(Dataset begins)

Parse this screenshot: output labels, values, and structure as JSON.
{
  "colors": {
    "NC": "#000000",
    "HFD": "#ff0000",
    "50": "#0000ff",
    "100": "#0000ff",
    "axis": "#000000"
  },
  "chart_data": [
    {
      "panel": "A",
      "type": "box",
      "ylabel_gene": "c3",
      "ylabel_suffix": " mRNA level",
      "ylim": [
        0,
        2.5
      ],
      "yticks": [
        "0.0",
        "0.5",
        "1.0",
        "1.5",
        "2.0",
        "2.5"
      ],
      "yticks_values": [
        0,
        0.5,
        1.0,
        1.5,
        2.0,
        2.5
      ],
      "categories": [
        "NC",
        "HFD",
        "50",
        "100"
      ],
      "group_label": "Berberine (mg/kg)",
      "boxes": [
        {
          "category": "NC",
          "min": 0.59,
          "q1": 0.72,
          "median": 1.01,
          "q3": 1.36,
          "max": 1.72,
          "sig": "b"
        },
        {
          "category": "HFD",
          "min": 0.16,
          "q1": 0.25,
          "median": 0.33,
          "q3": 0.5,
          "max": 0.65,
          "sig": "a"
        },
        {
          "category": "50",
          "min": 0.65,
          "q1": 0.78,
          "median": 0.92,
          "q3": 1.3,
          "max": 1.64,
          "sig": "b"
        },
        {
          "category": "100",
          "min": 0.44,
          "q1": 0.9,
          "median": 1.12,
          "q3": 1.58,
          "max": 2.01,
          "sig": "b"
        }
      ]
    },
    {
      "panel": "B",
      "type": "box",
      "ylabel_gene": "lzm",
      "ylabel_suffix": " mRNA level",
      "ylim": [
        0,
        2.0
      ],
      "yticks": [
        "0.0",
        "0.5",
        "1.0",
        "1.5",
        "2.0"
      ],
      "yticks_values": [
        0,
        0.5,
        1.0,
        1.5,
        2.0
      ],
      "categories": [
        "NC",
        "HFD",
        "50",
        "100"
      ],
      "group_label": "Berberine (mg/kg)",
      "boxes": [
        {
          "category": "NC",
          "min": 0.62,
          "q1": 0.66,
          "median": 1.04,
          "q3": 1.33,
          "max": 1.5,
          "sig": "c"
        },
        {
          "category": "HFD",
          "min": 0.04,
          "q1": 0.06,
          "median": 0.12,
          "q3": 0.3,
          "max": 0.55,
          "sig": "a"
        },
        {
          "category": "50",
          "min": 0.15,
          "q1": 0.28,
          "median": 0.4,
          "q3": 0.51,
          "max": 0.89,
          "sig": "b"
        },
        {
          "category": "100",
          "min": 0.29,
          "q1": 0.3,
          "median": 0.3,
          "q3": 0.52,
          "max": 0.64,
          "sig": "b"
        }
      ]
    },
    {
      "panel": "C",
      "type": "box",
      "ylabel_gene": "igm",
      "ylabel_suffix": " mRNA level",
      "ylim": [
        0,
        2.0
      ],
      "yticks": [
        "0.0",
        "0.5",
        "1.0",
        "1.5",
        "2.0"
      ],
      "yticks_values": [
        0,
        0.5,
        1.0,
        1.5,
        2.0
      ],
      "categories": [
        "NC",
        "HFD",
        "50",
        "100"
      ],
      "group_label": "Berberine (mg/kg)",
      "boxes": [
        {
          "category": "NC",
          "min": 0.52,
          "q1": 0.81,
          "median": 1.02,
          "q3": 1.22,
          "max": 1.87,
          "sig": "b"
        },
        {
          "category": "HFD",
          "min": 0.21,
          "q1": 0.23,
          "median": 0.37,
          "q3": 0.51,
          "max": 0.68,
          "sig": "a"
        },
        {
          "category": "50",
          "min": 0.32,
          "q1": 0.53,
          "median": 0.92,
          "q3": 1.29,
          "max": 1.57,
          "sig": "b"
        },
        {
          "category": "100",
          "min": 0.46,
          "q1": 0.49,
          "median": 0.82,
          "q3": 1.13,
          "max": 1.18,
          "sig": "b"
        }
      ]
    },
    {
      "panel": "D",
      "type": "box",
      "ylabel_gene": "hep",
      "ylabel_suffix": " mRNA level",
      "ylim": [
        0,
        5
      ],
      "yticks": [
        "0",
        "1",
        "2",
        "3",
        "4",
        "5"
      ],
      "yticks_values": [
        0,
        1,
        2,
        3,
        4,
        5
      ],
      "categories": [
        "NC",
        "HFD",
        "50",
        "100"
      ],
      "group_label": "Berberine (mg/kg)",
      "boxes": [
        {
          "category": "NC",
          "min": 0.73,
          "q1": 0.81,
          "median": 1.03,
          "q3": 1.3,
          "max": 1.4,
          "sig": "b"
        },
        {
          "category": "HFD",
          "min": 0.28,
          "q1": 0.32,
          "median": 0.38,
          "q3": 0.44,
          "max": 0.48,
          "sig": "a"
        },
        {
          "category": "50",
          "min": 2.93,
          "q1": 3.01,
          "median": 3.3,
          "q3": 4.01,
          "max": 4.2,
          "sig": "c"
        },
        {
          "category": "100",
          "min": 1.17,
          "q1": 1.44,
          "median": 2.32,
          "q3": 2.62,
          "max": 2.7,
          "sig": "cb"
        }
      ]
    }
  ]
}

(Dataset ends)

→ **Exercise aim**:
Give every entry back unchanged. Leave none out.

→ **Written reply**:
Parse this screenshot: output labels, values, and structure as JSON.
{
  "colors": {
    "NC": "#000000",
    "HFD": "#ff0000",
    "50": "#0000ff",
    "100": "#0000ff",
    "axis": "#000000"
  },
  "chart_data": [
    {
      "panel": "A",
      "type": "box",
      "ylabel_gene": "c3",
      "ylabel_suffix": " mRNA level",
      "ylim": [
        0,
        2.5
      ],
      "yticks": [
        "0.0",
        "0.5",
        "1.0",
        "1.5",
        "2.0",
        "2.5"
      ],
      "yticks_values": [
        0,
        0.5,
        1.0,
        1.5,
        2.0,
        2.5
      ],
      "categories": [
        "NC",
        "HFD",
        "50",
        "100"
      ],
      "group_label": "Berberine (mg/kg)",
      "boxes": [
        {
          "category": "NC",
          "min": 0.59,
          "q1": 0.72,
          "median": 1.01,
          "q3": 1.36,
          "max": 1.72,
          "sig": "b"
        },
        {
          "category": "HFD",
          "min": 0.16,
          "q1": 0.25,
          "median": 0.33,
          "q3": 0.5,
          "max": 0.65,
          "sig": "a"
        },
        {
          "category": "50",
          "min": 0.65,
          "q1": 0.78,
          "median": 0.92,
          "q3": 1.3,
          "max": 1.64,
          "sig": "b"
        },
        {
          "category": "100",
          "min": 0.44,
          "q1": 0.9,
          "median": 1.12,
          "q3": 1.58,
          "max": 2.01,
          "sig": "b"
        }
      ]
    },
    {
      "panel": "B",
      "type": "box",
      "ylabel_gene": "lzm",
      "ylabel_suffix": " mRNA level",
      "ylim": [
        0,
        2.0
      ],
      "yticks": [
        "0.0",
        "0.5",
        "1.0",
        "1.5",
        "2.0"
      ],
      "yticks_values": [
        0,
        0.5,
        1.0,
        1.5,
        2.0
      ],
      "categories": [
        "NC",
        "HFD",
        "50",
        "100"
      ],
      "group_label": "Berberine (mg/kg)",
      "boxes": [
        {
          "category": "NC",
          "min": 0.62,
          "q1": 0.66,
          "median": 1.04,
          "q3": 1.33,
          "max": 1.5,
          "sig": "c"
        },
        {
          "category": "HFD",
          "min": 0.04,
          "q1": 0.06,
          "median": 0.12,
          "q3": 0.3,
          "max": 0.55,
          "sig": "a"
        },
        {
          "category": "50",
          "min": 0.15,
          "q1": 0.28,
          "median": 0.4,
          "q3": 0.51,
          "max": 0.89,
          "sig": "b"
        },
        {
          "category": "100",
          "min": 0.29,
          "q1": 0.3,
          "median": 0.3,
          "q3": 0.52,
          "max": 0.64,
          "sig": "b"
        }
      ]
    },
    {
      "panel": "C",
      "type": "box",
      "ylabel_gene": "igm",
      "ylabel_suffix": " mRNA level",
      "ylim": [
        0,
        2.0
      ],
      "yticks": [
        "0.0",
        "0.5",
        "1.0",
        "1.5",
        "2.0"
      ],
      "yticks_values": [
        0,
        0.5,
        1.0,
        1.5,
        2.0
      ],
      "categories": [
        "NC",
        "HFD",
        "50",
        "100"
      ],
      "group_label": "Berberine (mg/kg)",
      "boxes": [
        {
          "category": "NC",
          "min": 0.52,
          "q1": 0.81,
          "median": 1.02,
          "q3": 1.22,
          "max": 1.87,
          "sig": "b"
        },
        {
          "category": "HFD",
          "min": 0.21,
          "q1": 0.23,
          "median": 0.37,
          "q3": 0.51,
          "max": 0.68,
          "sig": "a"
        },
        {
          "category": "50",
          "min": 0.32,
          "q1": 0.53,
          "median": 0.92,
          "q3": 1.29,
          "max": 1.57,
          "sig": "b"
        },
        {
          "category": "100",
          "min": 0.46,
          "q1": 0.49,
          "median": 0.82,
          "q3": 1.13,
          "max": 1.18,
          "sig": "b"
        }
      ]
    },
    {
      "panel": "D",
      "type": "box",
      "ylabel_gene": "hep",
      "ylabel_suffix": " mRNA level",
      "ylim": [
        0,
        5
      ],
      "yticks": [
        "0",
        "1",
        "2",
        "3",
        "4",
        "5"
      ],
      "yticks_values": [
        0,
        1,
        2,
        3,
        4,
        5
      ],
      "categories": [
        "NC",
        "HFD",
        "50",
        "100"
      ],
      "group_label": "Berberine (mg/kg)",
      "boxes": [
        {
          "category": "NC",
          "min": 0.73,
          "q1": 0.81,
          "median": 1.03,
          "q3": 1.3,
          "max": 1.4,
          "sig": "b"
        },
        {
          "category": "HFD",
          "min": 0.28,
          "q1": 0.32,
          "median": 0.38,
          "q3": 0.44,
          "max": 0.48,
          "sig": "a"
        },
        {
          "category": "50",
          "min": 2.93,
          "q1": 3.01,
          "median": 3.3,
          "q3": 4.01,
          "max": 4.2,
          "sig": "c"
        },
        {
          "category": "100",
          "min": 1.17,
          "q1": 1.44,
          "median": 2.32,
          "q3": 2.62,
          "max": 2.7,
          "sig": "cb"
        }
      ]
    }
  ]
}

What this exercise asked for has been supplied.